(Figure record extracts)

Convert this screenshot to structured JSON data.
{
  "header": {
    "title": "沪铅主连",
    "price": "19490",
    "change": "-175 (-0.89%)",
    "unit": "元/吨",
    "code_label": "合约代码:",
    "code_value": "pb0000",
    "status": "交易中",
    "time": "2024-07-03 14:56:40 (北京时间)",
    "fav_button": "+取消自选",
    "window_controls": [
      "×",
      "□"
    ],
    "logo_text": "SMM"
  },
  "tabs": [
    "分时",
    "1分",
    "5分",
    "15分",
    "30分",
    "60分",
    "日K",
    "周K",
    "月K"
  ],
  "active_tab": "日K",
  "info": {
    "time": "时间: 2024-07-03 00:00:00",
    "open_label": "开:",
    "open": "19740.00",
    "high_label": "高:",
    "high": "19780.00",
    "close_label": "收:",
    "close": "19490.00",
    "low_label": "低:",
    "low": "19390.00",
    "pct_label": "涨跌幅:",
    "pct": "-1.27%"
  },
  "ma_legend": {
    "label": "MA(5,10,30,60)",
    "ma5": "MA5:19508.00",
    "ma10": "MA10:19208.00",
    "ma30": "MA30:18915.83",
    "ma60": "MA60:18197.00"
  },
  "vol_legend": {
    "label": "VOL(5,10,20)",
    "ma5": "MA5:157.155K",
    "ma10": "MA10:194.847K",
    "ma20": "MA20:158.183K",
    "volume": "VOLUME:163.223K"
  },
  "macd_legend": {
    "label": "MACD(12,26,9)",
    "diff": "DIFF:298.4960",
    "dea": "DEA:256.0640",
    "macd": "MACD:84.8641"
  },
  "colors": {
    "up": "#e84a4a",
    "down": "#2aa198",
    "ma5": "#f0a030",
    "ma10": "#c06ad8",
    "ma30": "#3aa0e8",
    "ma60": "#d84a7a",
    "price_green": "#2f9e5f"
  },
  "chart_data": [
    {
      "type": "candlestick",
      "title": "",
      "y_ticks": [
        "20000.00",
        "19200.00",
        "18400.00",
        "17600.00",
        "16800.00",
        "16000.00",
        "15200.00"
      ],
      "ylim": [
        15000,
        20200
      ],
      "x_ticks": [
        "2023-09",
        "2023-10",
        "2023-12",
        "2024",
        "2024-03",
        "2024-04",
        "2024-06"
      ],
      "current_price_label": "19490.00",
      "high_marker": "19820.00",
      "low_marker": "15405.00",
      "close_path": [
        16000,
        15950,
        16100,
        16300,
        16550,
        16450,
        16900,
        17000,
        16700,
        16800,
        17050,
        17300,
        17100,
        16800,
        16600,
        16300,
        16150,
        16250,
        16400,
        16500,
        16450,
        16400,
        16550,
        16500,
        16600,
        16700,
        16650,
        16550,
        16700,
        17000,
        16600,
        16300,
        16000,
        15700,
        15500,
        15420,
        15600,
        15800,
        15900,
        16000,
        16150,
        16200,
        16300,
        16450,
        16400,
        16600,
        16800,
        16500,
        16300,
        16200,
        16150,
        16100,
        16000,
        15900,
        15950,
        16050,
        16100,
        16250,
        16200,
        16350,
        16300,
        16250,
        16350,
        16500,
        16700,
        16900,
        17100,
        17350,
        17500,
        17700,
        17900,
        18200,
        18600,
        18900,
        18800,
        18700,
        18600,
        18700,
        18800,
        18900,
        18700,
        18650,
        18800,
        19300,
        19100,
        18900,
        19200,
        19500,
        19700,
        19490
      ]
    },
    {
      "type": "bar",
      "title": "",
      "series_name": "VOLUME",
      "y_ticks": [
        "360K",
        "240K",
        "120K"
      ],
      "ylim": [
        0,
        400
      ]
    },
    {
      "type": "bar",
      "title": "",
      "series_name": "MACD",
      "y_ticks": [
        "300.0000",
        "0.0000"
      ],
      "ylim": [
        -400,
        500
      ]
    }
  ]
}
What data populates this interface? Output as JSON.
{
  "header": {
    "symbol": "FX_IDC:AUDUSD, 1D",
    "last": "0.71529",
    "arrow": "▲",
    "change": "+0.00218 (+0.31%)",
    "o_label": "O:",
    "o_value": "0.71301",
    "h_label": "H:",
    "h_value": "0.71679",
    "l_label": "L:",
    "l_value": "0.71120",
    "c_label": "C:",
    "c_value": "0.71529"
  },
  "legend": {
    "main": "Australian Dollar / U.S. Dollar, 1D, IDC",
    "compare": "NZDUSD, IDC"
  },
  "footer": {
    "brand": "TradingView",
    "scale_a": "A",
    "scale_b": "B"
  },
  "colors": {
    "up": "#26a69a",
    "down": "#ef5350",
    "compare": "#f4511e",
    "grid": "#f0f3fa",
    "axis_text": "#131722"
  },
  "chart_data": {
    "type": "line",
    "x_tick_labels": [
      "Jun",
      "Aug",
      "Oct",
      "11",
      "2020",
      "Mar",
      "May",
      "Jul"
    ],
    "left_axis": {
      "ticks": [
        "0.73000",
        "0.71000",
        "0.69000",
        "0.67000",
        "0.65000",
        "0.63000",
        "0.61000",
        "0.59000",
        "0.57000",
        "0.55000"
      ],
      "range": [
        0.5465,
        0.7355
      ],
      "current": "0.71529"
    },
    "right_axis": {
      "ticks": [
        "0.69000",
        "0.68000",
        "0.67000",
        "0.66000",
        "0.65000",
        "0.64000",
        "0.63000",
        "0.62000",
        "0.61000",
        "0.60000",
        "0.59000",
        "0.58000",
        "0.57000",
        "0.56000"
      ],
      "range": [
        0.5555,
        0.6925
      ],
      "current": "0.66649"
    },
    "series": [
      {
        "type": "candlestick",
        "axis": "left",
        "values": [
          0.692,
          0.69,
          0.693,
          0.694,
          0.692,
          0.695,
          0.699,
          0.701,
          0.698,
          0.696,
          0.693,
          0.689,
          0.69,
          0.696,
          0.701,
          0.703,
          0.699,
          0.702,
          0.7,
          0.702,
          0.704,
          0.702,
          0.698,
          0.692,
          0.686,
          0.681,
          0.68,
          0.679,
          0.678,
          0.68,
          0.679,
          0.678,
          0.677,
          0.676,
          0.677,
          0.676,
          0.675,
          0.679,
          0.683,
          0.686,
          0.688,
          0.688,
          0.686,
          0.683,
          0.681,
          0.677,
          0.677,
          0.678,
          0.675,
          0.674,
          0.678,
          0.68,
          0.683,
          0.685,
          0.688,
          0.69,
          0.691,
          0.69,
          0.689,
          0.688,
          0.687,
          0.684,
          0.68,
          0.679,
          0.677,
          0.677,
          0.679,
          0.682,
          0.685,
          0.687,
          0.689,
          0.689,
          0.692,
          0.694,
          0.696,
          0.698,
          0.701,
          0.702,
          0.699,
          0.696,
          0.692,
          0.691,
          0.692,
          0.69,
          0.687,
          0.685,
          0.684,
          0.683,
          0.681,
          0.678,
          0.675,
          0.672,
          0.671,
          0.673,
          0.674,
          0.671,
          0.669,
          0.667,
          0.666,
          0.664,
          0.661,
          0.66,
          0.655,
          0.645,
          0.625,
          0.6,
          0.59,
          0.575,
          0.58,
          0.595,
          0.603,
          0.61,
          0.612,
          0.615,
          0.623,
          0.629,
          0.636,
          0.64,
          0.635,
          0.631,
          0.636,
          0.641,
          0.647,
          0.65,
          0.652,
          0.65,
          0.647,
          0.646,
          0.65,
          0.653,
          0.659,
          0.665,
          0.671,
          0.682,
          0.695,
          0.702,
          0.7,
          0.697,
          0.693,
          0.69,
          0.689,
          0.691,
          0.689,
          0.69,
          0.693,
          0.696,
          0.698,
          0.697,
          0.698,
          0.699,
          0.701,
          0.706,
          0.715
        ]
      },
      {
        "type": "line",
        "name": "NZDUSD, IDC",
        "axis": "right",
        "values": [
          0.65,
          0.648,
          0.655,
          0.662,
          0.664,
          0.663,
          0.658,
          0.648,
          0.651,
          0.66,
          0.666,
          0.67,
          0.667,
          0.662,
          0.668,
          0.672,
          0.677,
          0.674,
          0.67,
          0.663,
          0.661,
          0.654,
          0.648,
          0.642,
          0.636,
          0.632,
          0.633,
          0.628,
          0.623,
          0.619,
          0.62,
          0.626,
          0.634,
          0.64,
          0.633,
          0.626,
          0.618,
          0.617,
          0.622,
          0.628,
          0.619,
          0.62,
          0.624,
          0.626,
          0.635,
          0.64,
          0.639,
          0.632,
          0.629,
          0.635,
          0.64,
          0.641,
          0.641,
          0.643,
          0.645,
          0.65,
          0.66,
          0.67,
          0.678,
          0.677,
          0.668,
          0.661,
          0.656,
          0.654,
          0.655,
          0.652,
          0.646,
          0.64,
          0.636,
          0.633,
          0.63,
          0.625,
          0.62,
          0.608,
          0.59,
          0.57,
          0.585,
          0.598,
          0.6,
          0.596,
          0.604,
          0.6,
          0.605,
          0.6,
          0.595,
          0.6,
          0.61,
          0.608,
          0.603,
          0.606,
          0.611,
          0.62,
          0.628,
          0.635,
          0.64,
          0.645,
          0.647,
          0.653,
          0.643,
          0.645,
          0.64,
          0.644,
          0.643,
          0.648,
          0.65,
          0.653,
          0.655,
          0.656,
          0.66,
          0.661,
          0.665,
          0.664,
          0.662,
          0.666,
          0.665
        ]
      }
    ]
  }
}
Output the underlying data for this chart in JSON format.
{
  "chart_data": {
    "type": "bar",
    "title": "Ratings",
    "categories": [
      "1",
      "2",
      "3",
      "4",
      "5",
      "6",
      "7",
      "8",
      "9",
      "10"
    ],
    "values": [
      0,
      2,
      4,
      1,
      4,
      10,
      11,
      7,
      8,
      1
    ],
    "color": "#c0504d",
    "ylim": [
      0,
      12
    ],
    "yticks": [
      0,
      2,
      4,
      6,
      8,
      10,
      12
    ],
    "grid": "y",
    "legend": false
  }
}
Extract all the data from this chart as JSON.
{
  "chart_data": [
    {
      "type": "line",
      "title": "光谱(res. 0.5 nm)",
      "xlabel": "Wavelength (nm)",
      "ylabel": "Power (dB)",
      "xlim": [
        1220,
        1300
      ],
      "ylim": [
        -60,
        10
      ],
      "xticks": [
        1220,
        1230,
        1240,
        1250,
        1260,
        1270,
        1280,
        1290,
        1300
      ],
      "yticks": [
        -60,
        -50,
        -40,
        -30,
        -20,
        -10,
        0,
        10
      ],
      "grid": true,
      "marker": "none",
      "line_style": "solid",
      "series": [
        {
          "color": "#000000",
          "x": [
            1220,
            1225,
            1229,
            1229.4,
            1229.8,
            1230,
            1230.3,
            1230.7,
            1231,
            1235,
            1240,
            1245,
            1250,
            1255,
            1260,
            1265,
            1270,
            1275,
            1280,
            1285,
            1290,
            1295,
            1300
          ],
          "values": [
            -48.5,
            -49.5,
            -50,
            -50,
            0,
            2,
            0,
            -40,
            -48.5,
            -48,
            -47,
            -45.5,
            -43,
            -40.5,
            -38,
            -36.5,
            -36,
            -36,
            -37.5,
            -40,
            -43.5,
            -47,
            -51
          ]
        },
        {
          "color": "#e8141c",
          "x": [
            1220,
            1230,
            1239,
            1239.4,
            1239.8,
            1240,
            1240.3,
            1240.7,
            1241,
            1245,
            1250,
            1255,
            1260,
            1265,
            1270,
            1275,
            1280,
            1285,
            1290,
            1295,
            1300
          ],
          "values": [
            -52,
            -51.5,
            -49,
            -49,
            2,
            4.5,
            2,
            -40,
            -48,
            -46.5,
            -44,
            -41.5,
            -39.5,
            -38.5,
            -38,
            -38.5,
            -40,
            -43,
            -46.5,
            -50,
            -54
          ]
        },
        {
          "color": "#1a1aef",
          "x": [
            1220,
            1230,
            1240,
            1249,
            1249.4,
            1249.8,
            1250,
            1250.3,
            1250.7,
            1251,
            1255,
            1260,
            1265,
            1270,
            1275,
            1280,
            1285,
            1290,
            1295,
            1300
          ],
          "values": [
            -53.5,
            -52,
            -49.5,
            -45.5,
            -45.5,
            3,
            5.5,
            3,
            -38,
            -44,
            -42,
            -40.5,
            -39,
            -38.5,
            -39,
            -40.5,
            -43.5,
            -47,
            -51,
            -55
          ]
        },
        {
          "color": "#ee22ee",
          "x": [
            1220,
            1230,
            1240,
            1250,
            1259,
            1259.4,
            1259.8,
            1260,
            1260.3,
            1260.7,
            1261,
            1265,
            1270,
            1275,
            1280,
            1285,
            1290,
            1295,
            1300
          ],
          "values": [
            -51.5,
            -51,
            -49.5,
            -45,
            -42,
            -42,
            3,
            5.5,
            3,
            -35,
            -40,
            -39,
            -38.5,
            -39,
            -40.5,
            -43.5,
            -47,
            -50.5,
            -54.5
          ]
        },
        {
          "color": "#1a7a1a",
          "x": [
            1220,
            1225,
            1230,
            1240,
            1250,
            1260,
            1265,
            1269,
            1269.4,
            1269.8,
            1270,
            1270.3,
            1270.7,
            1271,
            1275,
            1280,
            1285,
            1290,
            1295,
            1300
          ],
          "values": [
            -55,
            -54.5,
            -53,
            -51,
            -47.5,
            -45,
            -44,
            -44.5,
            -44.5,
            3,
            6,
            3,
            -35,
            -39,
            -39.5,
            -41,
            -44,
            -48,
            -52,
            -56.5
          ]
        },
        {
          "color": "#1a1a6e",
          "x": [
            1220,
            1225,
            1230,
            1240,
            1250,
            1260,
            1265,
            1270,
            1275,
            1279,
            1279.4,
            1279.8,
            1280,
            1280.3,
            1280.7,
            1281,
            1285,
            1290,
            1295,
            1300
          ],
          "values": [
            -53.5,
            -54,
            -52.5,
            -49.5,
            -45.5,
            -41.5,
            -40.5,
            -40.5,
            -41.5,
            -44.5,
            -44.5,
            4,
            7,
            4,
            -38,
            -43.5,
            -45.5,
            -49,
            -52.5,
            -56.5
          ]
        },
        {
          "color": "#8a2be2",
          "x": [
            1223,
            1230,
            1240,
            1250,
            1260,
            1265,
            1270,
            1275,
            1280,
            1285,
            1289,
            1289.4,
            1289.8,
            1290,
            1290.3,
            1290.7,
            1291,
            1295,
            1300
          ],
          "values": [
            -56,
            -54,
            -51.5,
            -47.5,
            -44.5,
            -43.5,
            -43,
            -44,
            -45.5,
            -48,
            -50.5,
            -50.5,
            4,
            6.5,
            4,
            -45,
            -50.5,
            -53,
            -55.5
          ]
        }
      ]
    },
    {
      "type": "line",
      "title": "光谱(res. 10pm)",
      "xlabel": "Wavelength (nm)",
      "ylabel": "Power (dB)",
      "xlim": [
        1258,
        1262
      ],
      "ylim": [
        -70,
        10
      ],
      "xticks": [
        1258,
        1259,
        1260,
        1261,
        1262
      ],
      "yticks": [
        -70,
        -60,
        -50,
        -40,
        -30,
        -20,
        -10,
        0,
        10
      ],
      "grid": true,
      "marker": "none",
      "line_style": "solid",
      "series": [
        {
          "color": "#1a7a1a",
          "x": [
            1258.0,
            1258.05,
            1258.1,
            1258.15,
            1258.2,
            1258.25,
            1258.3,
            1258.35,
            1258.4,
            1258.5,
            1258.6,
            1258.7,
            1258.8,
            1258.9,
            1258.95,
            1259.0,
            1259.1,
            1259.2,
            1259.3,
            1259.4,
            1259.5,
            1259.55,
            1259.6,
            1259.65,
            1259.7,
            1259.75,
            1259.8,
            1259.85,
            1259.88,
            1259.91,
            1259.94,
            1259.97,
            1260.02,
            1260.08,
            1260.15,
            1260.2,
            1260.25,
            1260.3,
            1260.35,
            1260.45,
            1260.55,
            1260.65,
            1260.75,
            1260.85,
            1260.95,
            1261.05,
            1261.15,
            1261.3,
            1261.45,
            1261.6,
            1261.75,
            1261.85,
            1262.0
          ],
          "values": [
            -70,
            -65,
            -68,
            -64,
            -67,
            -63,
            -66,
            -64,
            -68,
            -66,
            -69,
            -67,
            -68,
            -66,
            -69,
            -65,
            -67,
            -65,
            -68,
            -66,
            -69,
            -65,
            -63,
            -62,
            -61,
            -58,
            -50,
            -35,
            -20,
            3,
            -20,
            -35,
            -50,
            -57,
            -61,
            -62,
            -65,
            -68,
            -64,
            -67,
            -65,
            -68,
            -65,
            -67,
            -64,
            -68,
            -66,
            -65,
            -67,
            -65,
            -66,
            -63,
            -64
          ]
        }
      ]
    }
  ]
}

(Problem): Looking at the records above, count the lines where the word "Output" appears. State only the number.

(Solution for this exercise): 2